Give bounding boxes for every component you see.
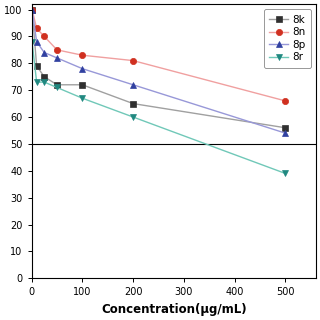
8k [55, 83, 59, 87]
8p [55, 56, 59, 60]
8p [80, 67, 84, 71]
8r [284, 172, 287, 175]
8k [131, 102, 135, 106]
8n [30, 8, 34, 12]
Line: 8n: 8n [29, 6, 289, 104]
Line: 8p: 8p [29, 6, 289, 136]
X-axis label: Concentration(μg/mL): Concentration(μg/mL) [101, 303, 246, 316]
8r [55, 85, 59, 89]
Line: 8k: 8k [29, 6, 289, 131]
8n [80, 53, 84, 57]
8r [131, 115, 135, 119]
8p [284, 131, 287, 135]
8r [80, 96, 84, 100]
8n [284, 99, 287, 103]
Legend: 8k, 8n, 8p, 8r: 8k, 8n, 8p, 8r [264, 9, 311, 68]
8k [42, 75, 46, 79]
8k [80, 83, 84, 87]
8k [35, 64, 39, 68]
8r [35, 80, 39, 84]
8n [42, 35, 46, 38]
Line: 8r: 8r [29, 39, 289, 177]
8k [284, 126, 287, 130]
8p [35, 40, 39, 44]
8n [131, 59, 135, 62]
8r [30, 40, 34, 44]
8p [42, 51, 46, 54]
8n [55, 48, 59, 52]
8n [35, 27, 39, 30]
8r [42, 80, 46, 84]
8p [30, 8, 34, 12]
8p [131, 83, 135, 87]
8k [30, 8, 34, 12]
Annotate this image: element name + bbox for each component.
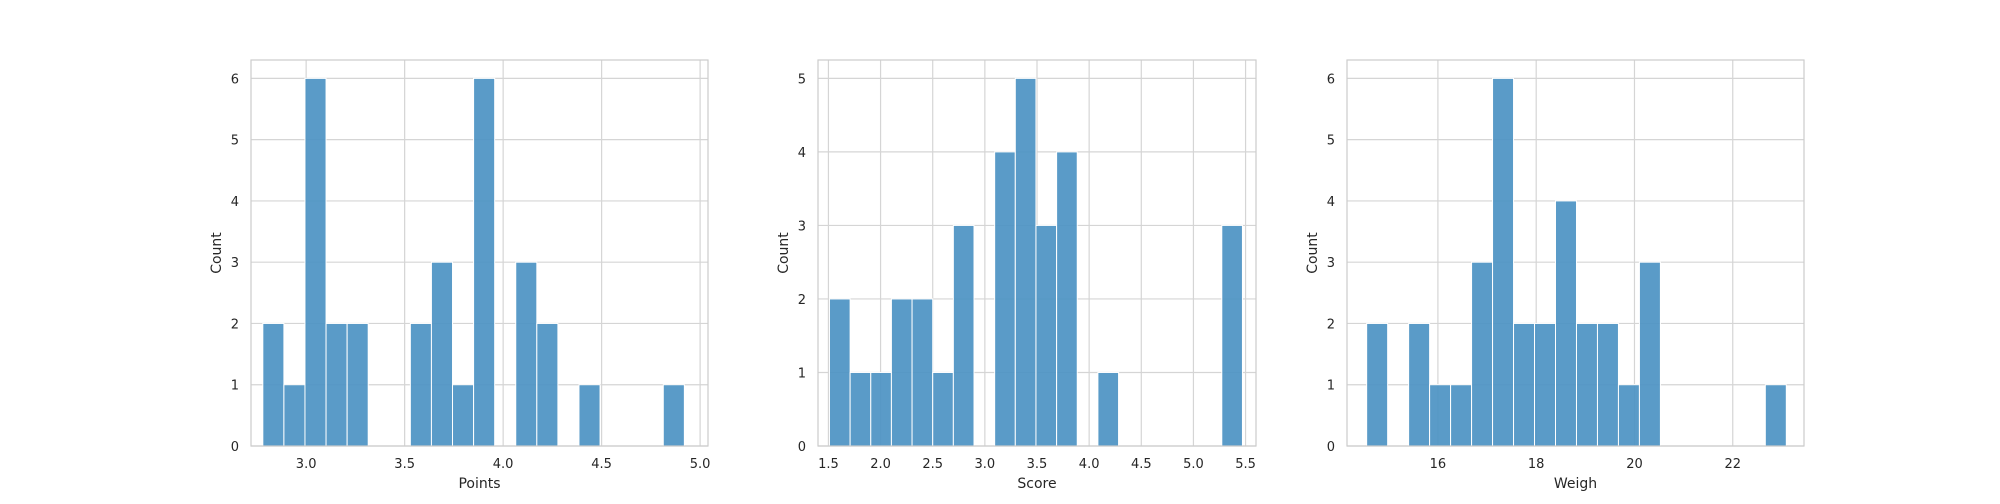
plot-frame: [1346, 59, 1805, 447]
histogram-bar: [262, 322, 285, 447]
y-tick-label: 0: [1327, 440, 1335, 455]
x-axis-label: Points: [458, 476, 500, 492]
histogram-bar: [662, 384, 685, 447]
histogram-bar: [325, 322, 348, 447]
histogram-bar: [1471, 261, 1494, 447]
histogram-bar: [430, 261, 454, 447]
x-tick-label: 4.0: [493, 457, 514, 472]
x-tick-label: 3.0: [296, 457, 317, 472]
y-tick-label: 0: [231, 440, 239, 455]
histogram-bar: [1638, 261, 1661, 447]
x-tick-label: 16: [1430, 457, 1447, 472]
histogram-bar: [1035, 224, 1058, 447]
y-axis-label: Count: [1305, 232, 1321, 274]
histogram-bar: [1617, 384, 1640, 447]
y-tick-label: 3: [1327, 256, 1335, 271]
histogram-bar: [1097, 371, 1120, 447]
plot-frame: [250, 59, 709, 447]
histogram-bar: [1429, 384, 1452, 447]
histogram-bar: [1764, 384, 1787, 447]
y-tick-label: 4: [798, 146, 806, 161]
y-tick-label: 5: [231, 134, 239, 149]
y-tick-label: 1: [231, 379, 239, 394]
x-tick-label: 18: [1528, 457, 1545, 472]
y-tick-label: 5: [1327, 134, 1335, 149]
histogram-bar: [1221, 224, 1243, 447]
histogram-bar: [452, 384, 475, 447]
chart-panel-3: 0 1 2 3 4 5 6 16 18 20 22 Weigh Count: [1305, 59, 1805, 492]
histogram-bar: [283, 384, 306, 447]
histogram-bar: [1534, 322, 1557, 447]
histogram-bar: [1492, 77, 1515, 447]
x-tick-label: 5.0: [1183, 457, 1204, 472]
x-tick-label: 3.5: [394, 457, 415, 472]
histogram-bar: [870, 371, 892, 447]
histogram-bar: [849, 371, 872, 447]
histogram-bar: [932, 371, 954, 447]
histogram-bar: [952, 224, 975, 447]
histogram-bar: [1056, 151, 1078, 447]
y-tick-label: 4: [231, 195, 239, 210]
y-tick-label: 1: [798, 366, 806, 381]
y-tick-label: 1: [1327, 379, 1335, 394]
chart-panel-1: 0 1 2 3 4 5 6 3.0 3.5 4.0 4.5 5.0 Points Count: [209, 59, 711, 492]
histogram-bar: [828, 298, 851, 447]
y-tick-label: 3: [231, 256, 239, 271]
histogram-bar: [1555, 200, 1577, 447]
y-axis-label: Count: [776, 232, 792, 274]
x-tick-label: 5.5: [1235, 457, 1256, 472]
x-tick-label: 3.0: [975, 457, 996, 472]
y-tick-label: 4: [1327, 195, 1335, 210]
x-tick-label: 2.0: [870, 457, 891, 472]
y-tick-label: 6: [231, 72, 239, 87]
x-tick-label: 4.5: [591, 457, 612, 472]
x-tick-label: 4.5: [1131, 457, 1152, 472]
histogram-bar: [515, 261, 538, 447]
x-tick-label: 22: [1724, 457, 1741, 472]
histogram-bar: [304, 77, 327, 447]
y-tick-label: 5: [798, 72, 806, 87]
histogram-bar: [890, 298, 913, 447]
y-axis-label: Count: [209, 232, 225, 274]
y-tick-label: 2: [798, 293, 806, 308]
plot-frame: [817, 59, 1257, 447]
histogram-bar: [1366, 322, 1389, 447]
x-tick-label: 20: [1626, 457, 1643, 472]
chart-panel-2: 0 1 2 3 4 5 1.5 2.0 2.5 3.0 3.5 4.0 4.5 5.0 5.5 Score Co…: [776, 59, 1257, 492]
histogram-bar: [1408, 322, 1431, 447]
histogram-bar: [1596, 322, 1619, 447]
histogram-bar: [346, 322, 369, 447]
x-tick-label: 5.0: [690, 457, 711, 472]
histogram-bar: [911, 298, 934, 447]
y-tick-label: 0: [798, 440, 806, 455]
histogram-bar: [1575, 322, 1598, 447]
y-tick-label: 2: [231, 317, 239, 332]
x-tick-label: 2.5: [922, 457, 943, 472]
histogram-bar: [409, 322, 432, 447]
y-tick-label: 3: [798, 219, 806, 234]
histogram-bar: [536, 322, 559, 447]
y-tick-label: 2: [1327, 317, 1335, 332]
y-tick-label: 6: [1327, 72, 1335, 87]
x-tick-label: 3.5: [1027, 457, 1048, 472]
histogram-bar: [578, 384, 601, 447]
x-axis-label: Weigh: [1554, 476, 1597, 492]
x-tick-label: 1.5: [818, 457, 839, 472]
histogram-bar: [473, 77, 496, 447]
x-tick-label: 4.0: [1079, 457, 1100, 472]
histogram-bar: [1513, 322, 1536, 447]
x-axis-label: Score: [1017, 476, 1056, 492]
histogram-bar: [1450, 384, 1473, 447]
histogram-bar: [1014, 77, 1037, 447]
histogram-bar: [994, 151, 1016, 447]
=======
Exercise brief =
Please lay out every line of the listing above as a Markdown table with the columns "Row" and "Entry," numbering the rows in order and skipping blank lines. Leave the pictures out.

Solution for this problem =
| Row | Entry |
|---|---|
| 1 | Give bounding boxes for every component you see. |
| 2 | 8k [55, 83, 59, 87] |
| 3 | 8p [55, 56, 59, 60] |
| 4 | 8p [80, 67, 84, 71] |
| 5 | 8r [284, 172, 287, 175] |
| 6 | 8k [131, 102, 135, 106] |
| 7 | 8n [30, 8, 34, 12] |
| 8 | Line: 8n: 8n [29, 6, 289, 104] |
| 9 | Line: 8p: 8p [29, 6, 289, 136] |
| 10 | X-axis label: Concentration(μg/mL): Concentration(μg/mL) [101, 303, 246, 316] |
| 11 | 8r [55, 85, 59, 89] |
| 12 | Line: 8k: 8k [29, 6, 289, 131] |
| 13 | 8n [80, 53, 84, 57] |
| 14 | 8r [131, 115, 135, 119] |
| 15 | 8p [284, 131, 287, 135] |
| 16 | 8r [80, 96, 84, 100] |
| 17 | 8n [284, 99, 287, 103] |
| 18 | Legend: 8k, 8n, 8p, 8r: 8k, 8n, 8p, 8r [264, 9, 311, 68] |
| 19 | 8k [42, 75, 46, 79] |
| 20 | 8k [80, 83, 84, 87] |
| 21 | 8k [35, 64, 39, 68] |
| 22 | 8r [35, 80, 39, 84] |
| 23 | 8n [42, 35, 46, 38] |
| 24 | Line: 8r: 8r [29, 39, 289, 177] |
| 25 | 8k [284, 126, 287, 130] |
| 26 | 8p [35, 40, 39, 44] |
| 27 | 8n [131, 59, 135, 62] |
| 28 | 8r [30, 40, 34, 44] |
| 29 | 8p [42, 51, 46, 54] |
| 30 | 8n [55, 48, 59, 52] |
| 31 | 8n [35, 27, 39, 30] |
| 32 | 8r [42, 80, 46, 84] |
| 33 | 8p [30, 8, 34, 12] |
| 34 | 8p [131, 83, 135, 87] |
| 35 | 8k [30, 8, 34, 12] |
| 36 | Annotate this image: element name + bbox for each component. |
| 37 | plot-frame: [1346, 59, 1805, 447] |
| 38 | histogram-bar: [262, 322, 285, 447] |
| 39 | y-tick-label: 0: [1327, 440, 1335, 455] |
| 40 | x-axis-label: Points: [458, 476, 500, 492] |
| 41 | histogram-bar: [662, 384, 685, 447] |
| 42 | histogram-bar: [325, 322, 348, 447] |
| 43 | histogram-bar: [1471, 261, 1494, 447] |
| 44 | histogram-bar: [430, 261, 454, 447] |
| 45 | x-tick-label: 4.0: [493, 457, 514, 472] |
| 46 | x-tick-label: 3.0: [296, 457, 317, 472] |
| 47 | y-tick-label: 0: [231, 440, 239, 455] |
| 48 | histogram-bar: [1638, 261, 1661, 447] |
| 49 | x-tick-label: 16: [1430, 457, 1447, 472] |
| 50 | histogram-bar: [1035, 224, 1058, 447] |
| 51 | y-axis-label: Count: [1305, 232, 1321, 274] |
| 52 | histogram-bar: [1617, 384, 1640, 447] |
| 53 | y-tick-label: 3: [1327, 256, 1335, 271] |
| 54 | histogram-bar: [1097, 371, 1120, 447] |
| 55 | plot-frame: [250, 59, 709, 447] |
| 56 | histogram-bar: [1429, 384, 1452, 447] |
| 57 | histogram-bar: [1764, 384, 1787, 447] |
| 58 | y-tick-label: 4: [798, 146, 806, 161] |
| 59 | y-tick-label: 5: [231, 134, 239, 149] |
| 60 | y-tick-label: 1: [231, 379, 239, 394] |
| 61 | x-tick-label: 18: [1528, 457, 1545, 472] |
| 62 | y-tick-label: 5: [1327, 134, 1335, 149] |
| 63 | histogram-bar: [1221, 224, 1243, 447] |
| 64 | histogram-bar: [452, 384, 475, 447] |
| 65 | chart-panel-3: 0 1 2 3 4 5 6 16 18 20 22 Weigh Count: [1305, 59, 1805, 492] |
| 66 | histogram-bar: [283, 384, 306, 447] |
| 67 | histogram-bar: [1534, 322, 1557, 447] |
| 68 | histogram-bar: [1492, 77, 1515, 447] |
| 69 | x-tick-label: 5.0: [1183, 457, 1204, 472] |
| 70 | x-tick-label: 3.5: [394, 457, 415, 472] |
| 71 | histogram-bar: [870, 371, 892, 447] |
| 72 | histogram-bar: [849, 371, 872, 447] |
| 73 | histogram-bar: [932, 371, 954, 447] |
| 74 | histogram-bar: [952, 224, 975, 447] |
| 75 | histogram-bar: [1056, 151, 1078, 447] |
| 76 | y-tick-label: 4: [231, 195, 239, 210] |
| 77 | y-tick-label: 1: [798, 366, 806, 381] |
| 78 | y-tick-label: 1: [1327, 379, 1335, 394] |
| 79 | chart-panel-1: 0 1 2 3 4 5 6 3.0 3.5 4.0 4.5 5.0 Points Count: [209, 59, 711, 492] |
| 80 | histogram-bar: [828, 298, 851, 447] |
| 81 | y-tick-label: 3: [231, 256, 239, 271] |
| 82 | histogram-bar: [1555, 200, 1577, 447] |
| 83 | y-axis-label: Count: [776, 232, 792, 274] |
| 84 | x-tick-label: 5.5: [1235, 457, 1256, 472] |
| 85 | x-tick-label: 3.0: [975, 457, 996, 472] |
| 86 | y-tick-label: 4: [1327, 195, 1335, 210] |
| 87 | x-tick-label: 2.0: [870, 457, 891, 472] |
| 88 | y-tick-label: 6: [231, 72, 239, 87] |
| 89 | x-tick-label: 4.5: [591, 457, 612, 472] |
| 90 | x-tick-label: 4.5: [1131, 457, 1152, 472] |
| 91 | histogram-bar: [515, 261, 538, 447] |
| 92 | x-tick-label: 22: [1724, 457, 1741, 472] |
| 93 | histogram-bar: [304, 77, 327, 447] |
| 94 | y-tick-label: 5: [798, 72, 806, 87] |
| 95 | histogram-bar: [890, 298, 913, 447] |
| 96 | y-axis-label: Count: [209, 232, 225, 274] |
| 97 | y-tick-label: 2: [798, 293, 806, 308] |
| 98 | plot-frame: [817, 59, 1257, 447] |
| 99 | histogram-bar: [1366, 322, 1389, 447] |
| 100 | x-tick-label: 20: [1626, 457, 1643, 472] |
| 101 | chart-panel-2: 0 1 2 3 4 5 1.5 2.0 2.5 3.0 3.5 4.0 4.5 5.0 5.5 Score Co…: [776, 59, 1257, 492] |
| 102 | histogram-bar: [1408, 322, 1431, 447] |
| 103 | histogram-bar: [1596, 322, 1619, 447] |
| 104 | histogram-bar: [346, 322, 369, 447] |
| 105 | x-tick-label: 5.0: [690, 457, 711, 472] |
| 106 | histogram-bar: [911, 298, 934, 447] |
| 107 | y-tick-label: 0: [798, 440, 806, 455] |
| 108 | histogram-bar: [1575, 322, 1598, 447] |
| 109 | y-tick-label: 2: [231, 317, 239, 332] |
| 110 | x-tick-label: 2.5: [922, 457, 943, 472] |
| 111 | histogram-bar: [409, 322, 432, 447] |
| 112 | y-tick-label: 3: [798, 219, 806, 234] |
| 113 | histogram-bar: [536, 322, 559, 447] |
| 114 | y-tick-label: 2: [1327, 317, 1335, 332] |
| 115 | y-tick-label: 6: [1327, 72, 1335, 87] |
| 116 | x-tick-label: 3.5: [1027, 457, 1048, 472] |
| 117 | histogram-bar: [578, 384, 601, 447] |
| 118 | x-axis-label: Weigh: [1554, 476, 1597, 492] |
| 119 | x-tick-label: 1.5: [818, 457, 839, 472] |
| 120 | histogram-bar: [473, 77, 496, 447] |
| 121 | x-tick-label: 4.0: [1079, 457, 1100, 472] |
| 122 | histogram-bar: [1513, 322, 1536, 447] |
| 123 | x-axis-label: Score: [1017, 476, 1056, 492] |
| 124 | histogram-bar: [1450, 384, 1473, 447] |
| 125 | histogram-bar: [1014, 77, 1037, 447] |
| 126 | histogram-bar: [994, 151, 1016, 447] |